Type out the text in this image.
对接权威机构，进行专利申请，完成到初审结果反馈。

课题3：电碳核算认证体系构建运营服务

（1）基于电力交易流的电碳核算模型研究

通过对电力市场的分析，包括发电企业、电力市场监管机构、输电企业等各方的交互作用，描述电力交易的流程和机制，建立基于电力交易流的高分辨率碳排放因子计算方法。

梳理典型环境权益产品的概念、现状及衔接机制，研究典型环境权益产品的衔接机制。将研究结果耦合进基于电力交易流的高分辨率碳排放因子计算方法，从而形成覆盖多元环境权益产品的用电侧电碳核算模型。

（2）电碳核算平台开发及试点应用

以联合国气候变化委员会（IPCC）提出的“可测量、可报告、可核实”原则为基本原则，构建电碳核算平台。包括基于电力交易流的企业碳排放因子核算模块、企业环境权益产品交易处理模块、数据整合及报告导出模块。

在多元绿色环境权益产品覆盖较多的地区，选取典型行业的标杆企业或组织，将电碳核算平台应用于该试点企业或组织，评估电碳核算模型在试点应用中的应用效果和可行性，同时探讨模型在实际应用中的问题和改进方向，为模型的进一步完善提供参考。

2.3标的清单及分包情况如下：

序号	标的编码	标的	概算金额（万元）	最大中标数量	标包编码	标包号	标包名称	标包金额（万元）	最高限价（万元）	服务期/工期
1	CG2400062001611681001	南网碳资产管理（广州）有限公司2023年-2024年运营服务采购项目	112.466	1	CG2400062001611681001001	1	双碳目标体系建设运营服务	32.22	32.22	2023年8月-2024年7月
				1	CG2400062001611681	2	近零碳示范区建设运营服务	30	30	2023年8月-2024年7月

AIM OF THE EXERCISE —
Repeat the entries exactly, all of them.

ANSWER TO THE EXERCISE —
Type out the text in this image.
对接权威机构，进行专利申请，完成到初审结果反馈。

课题3：电碳核算认证体系构建运营服务

（1）基于电力交易流的电碳核算模型研究

通过对电力市场的分析，包括发电企业、电力市场监管机构、输电企业等各方的交互作用，描述电力交易的流程和机制，建立基于电力交易流的高分辨率碳排放因子计算方法。

梳理典型环境权益产品的概念、现状及衔接机制，研究典型环境权益产品的衔接机制。将研究结果耦合进基于电力交易流的高分辨率碳排放因子计算方法，从而形成覆盖多元环境权益产品的用电侧电碳核算模型。

（2）电碳核算平台开发及试点应用

以联合国气候变化委员会（IPCC）提出的“可测量、可报告、可核实”原则为基本原则，构建电碳核算平台。包括基于电力交易流的企业碳排放因子核算模块、企业环境权益产品交易处理模块、数据整合及报告导出模块。

在多元绿色环境权益产品覆盖较多的地区，选取典型行业的标杆企业或组织，将电碳核算平台应用于该试点企业或组织，评估电碳核算模型在试点应用中的应用效果和可行性，同时探讨模型在实际应用中的问题和改进方向，为模型的进一步完善提供参考。

2.3标的清单及分包情况如下：

序号	标的编码	标的	概算金额（万元）	最大中标数量	标包编码	标包号	标包名称	标包金额（万元）	最高限价（万元）	服务期/工期
1	CG2400062001611681001	南网碳资产管理（广州）有限公司2023年-2024年运营服务采购项目	112.466	1	CG2400062001611681001001	1	双碳目标体系建设运营服务	32.22	32.22	2023年8月-2024年7月
				1	CG2400062001611681	2	近零碳示范区建设运营服务	30	30	2023年8月-2024年7月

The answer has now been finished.